Short exercise: Omit the images. Copy each entry word for word.

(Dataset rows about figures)
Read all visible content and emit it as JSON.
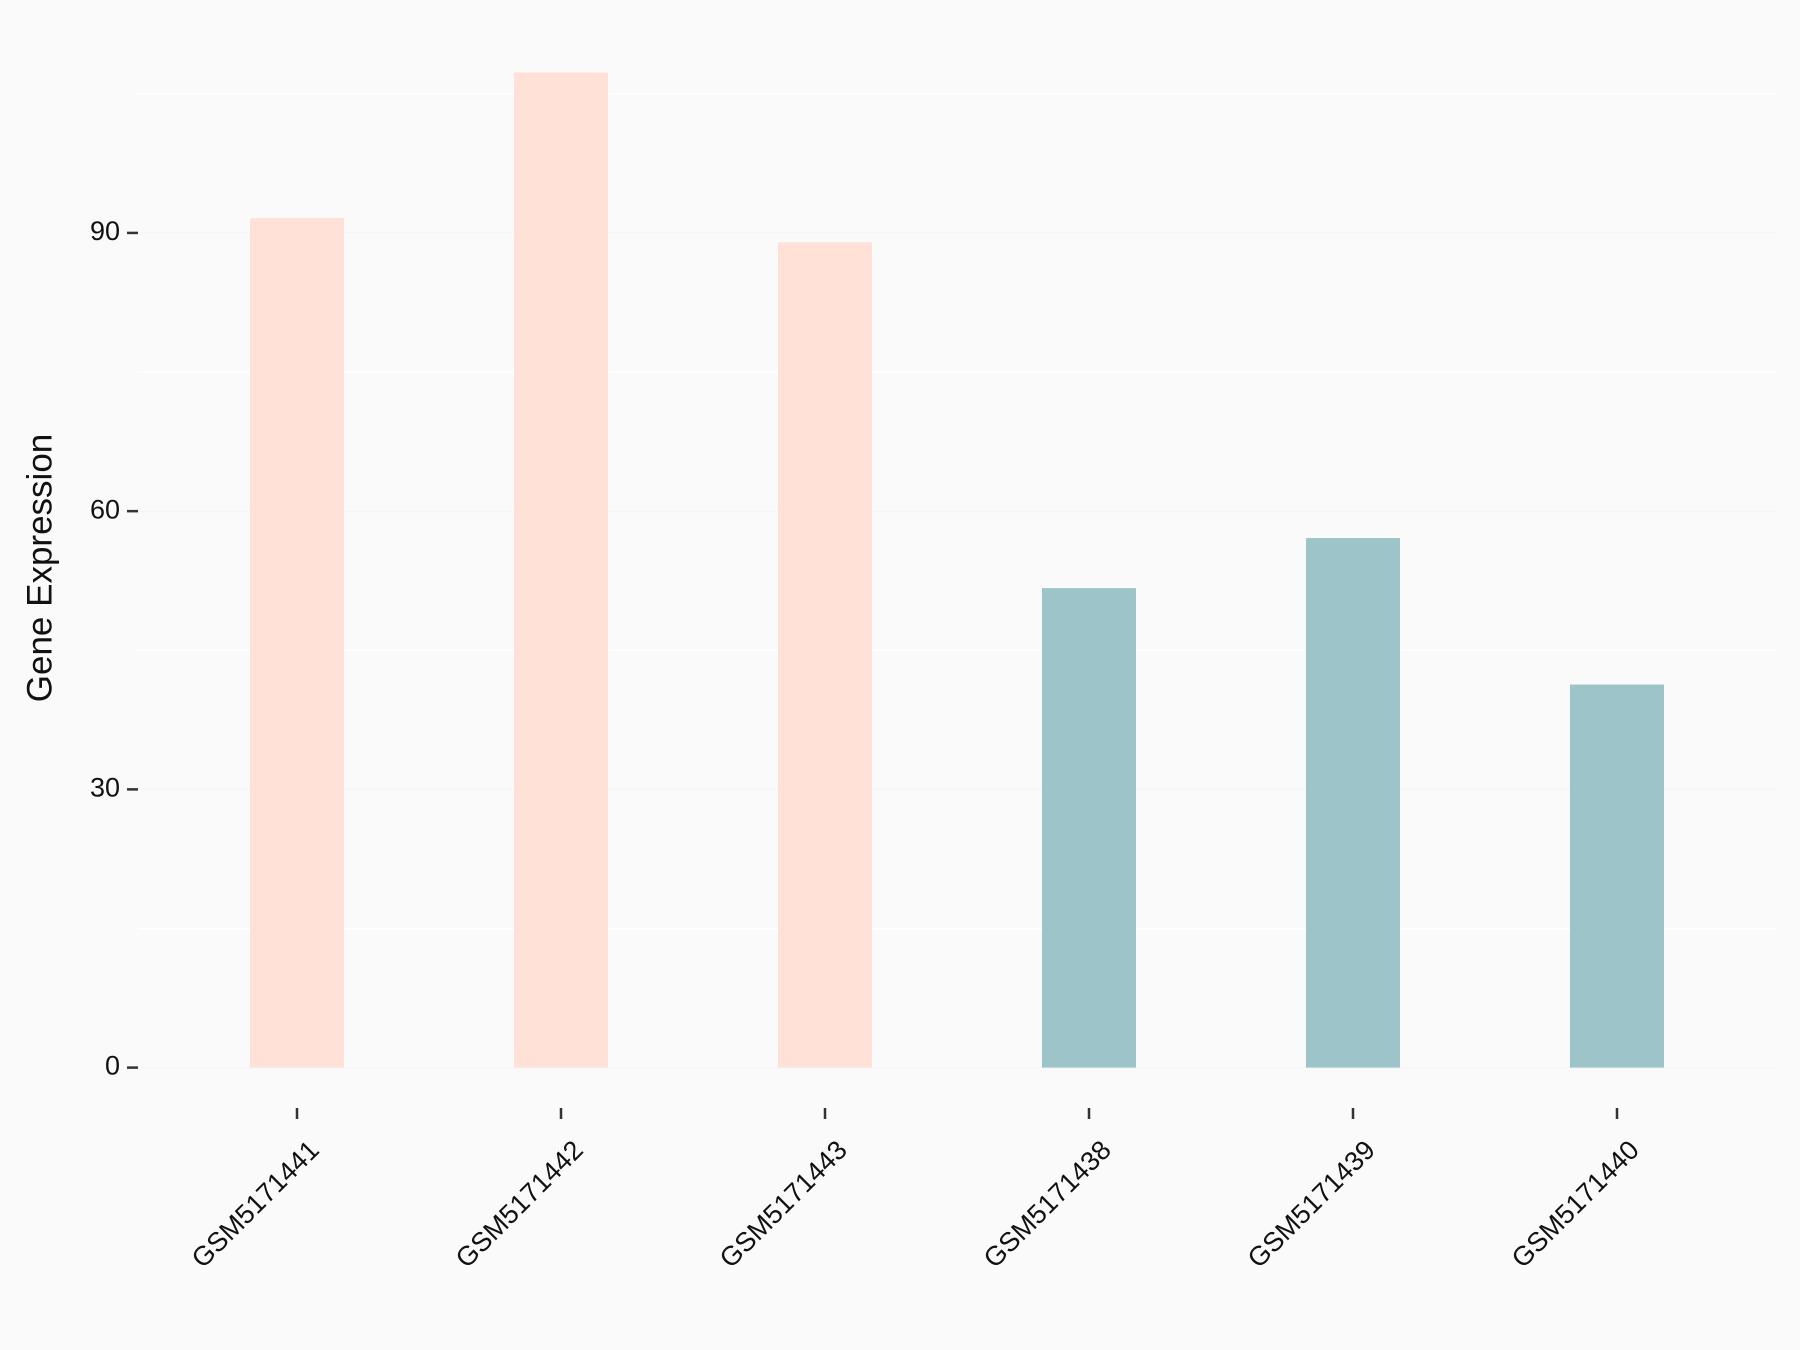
{
  "chart_data": {
    "type": "bar",
    "y_label": "Gene Expression",
    "categories": [
      "GSM5171441",
      "GSM5171442",
      "GSM5171443",
      "GSM5171438",
      "GSM5171439",
      "GSM5171440"
    ],
    "values": [
      91.6,
      107.3,
      89.0,
      51.7,
      57.1,
      41.3
    ],
    "colors": [
      "#FFE1D7",
      "#FFE1D7",
      "#FFE1D7",
      "#9DC4C8",
      "#9DC4C8",
      "#9DC4C8"
    ],
    "ylim": [
      -5.4,
      112.7
    ],
    "yticks": [
      0,
      30,
      60,
      90
    ],
    "minor_yticks": [
      15,
      45,
      75,
      105
    ],
    "grid": true
  }
}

Result of the task:
Read all visible content and emit it as JSON.
{
  "chart_data": {
    "type": "bar",
    "y_label": "Gene Expression",
    "categories": [
      "GSM5171441",
      "GSM5171442",
      "GSM5171443",
      "GSM5171438",
      "GSM5171439",
      "GSM5171440"
    ],
    "values": [
      91.6,
      107.3,
      89.0,
      51.7,
      57.1,
      41.3
    ],
    "colors": [
      "#FFE1D7",
      "#FFE1D7",
      "#FFE1D7",
      "#9DC4C8",
      "#9DC4C8",
      "#9DC4C8"
    ],
    "ylim": [
      -5.4,
      112.7
    ],
    "yticks": [
      0,
      30,
      60,
      90
    ],
    "minor_yticks": [
      15,
      45,
      75,
      105
    ],
    "grid": true
  }
}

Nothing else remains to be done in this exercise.